Directive: From the listing below, extract every line in which the word "Number" appears.

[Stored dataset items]
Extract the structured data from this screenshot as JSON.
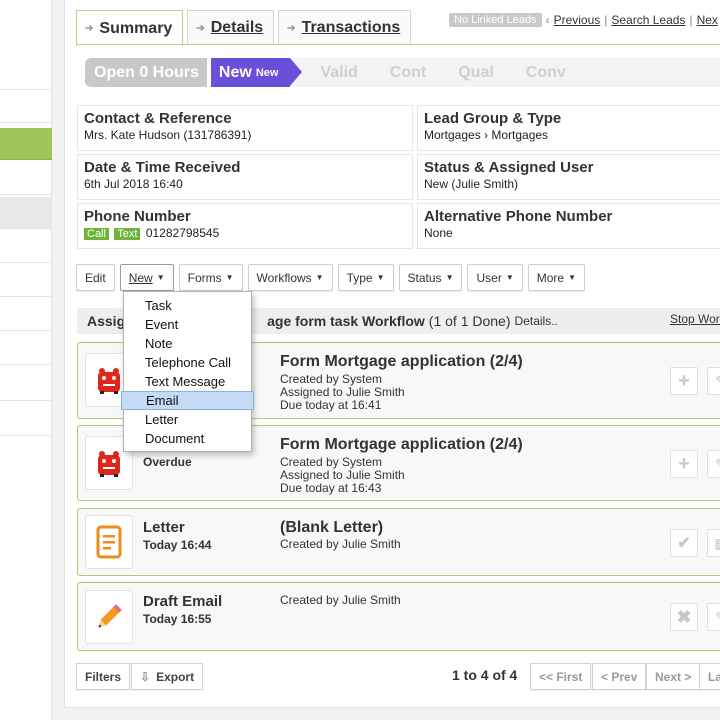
{
  "tabs": [
    {
      "label": "Summary"
    },
    {
      "label": "Details"
    },
    {
      "label": "Transactions"
    }
  ],
  "topnav": {
    "linked_badge": "No Linked Leads",
    "previous": "Previous",
    "search": "Search Leads",
    "next": "Nex"
  },
  "stages": {
    "open": "Open 0 Hours",
    "new": "New",
    "new_sub": "New",
    "valid": "Valid",
    "cont": "Cont",
    "qual": "Qual",
    "conv": "Conv"
  },
  "info": {
    "contact_label": "Contact & Reference",
    "contact_value": "Mrs. Kate Hudson (131786391)",
    "group_label": "Lead Group & Type",
    "group_value": "Mortgages › Mortgages",
    "date_label": "Date & Time Received",
    "date_value": "6th Jul 2018 16:40",
    "status_label": "Status & Assigned User",
    "status_value": "New (Julie Smith)",
    "phone_label": "Phone Number",
    "call_badge": "Call",
    "text_badge": "Text",
    "phone_value": "01282798545",
    "alt_label": "Alternative Phone Number",
    "alt_value": "None"
  },
  "toolbar": {
    "edit": "Edit",
    "new": "New",
    "forms": "Forms",
    "workflows": "Workflows",
    "type": "Type",
    "status": "Status",
    "user": "User",
    "more": "More"
  },
  "workflow": {
    "prefix": "Assig",
    "name": "age form task Workflow",
    "count": "(1 of 1 Done)",
    "details": "Details..",
    "stop": "Stop Work"
  },
  "menu": {
    "items": [
      "Task",
      "Event",
      "Note",
      "Telephone Call",
      "Text Message",
      "Email",
      "Letter",
      "Document"
    ],
    "highlighted": "Email"
  },
  "cards": [
    {
      "title": "Form Mortgage application (2/4)",
      "line1": "Created by System",
      "line2": "Assigned to Julie Smith",
      "line3": "Due today at 16:41"
    },
    {
      "status": "Overdue",
      "title": "Form Mortgage application (2/4)",
      "line1": "Created by System",
      "line2": "Assigned to Julie Smith",
      "line3": "Due today at 16:43"
    },
    {
      "type": "Letter",
      "time": "Today 16:44",
      "title": "(Blank Letter)",
      "line1": "Created by Julie Smith"
    },
    {
      "type": "Draft Email",
      "time": "Today 16:55",
      "line1": "Created by Julie Smith"
    }
  ],
  "footer": {
    "filters": "Filters",
    "export": "Export",
    "page_info": "1 to 4 of 4",
    "first": "<< First",
    "prev": "< Prev",
    "next": "Next >",
    "last": "La"
  },
  "colors": {
    "accent_green": "#9dc55a",
    "stage_purple": "#6a4fd8",
    "card_border": "#a9cf6b",
    "highlight_blue": "#c4daf5"
  }
}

Task answer:
    "phone_label": "Phone Number",
    "alt_label": "Alternative Phone Number",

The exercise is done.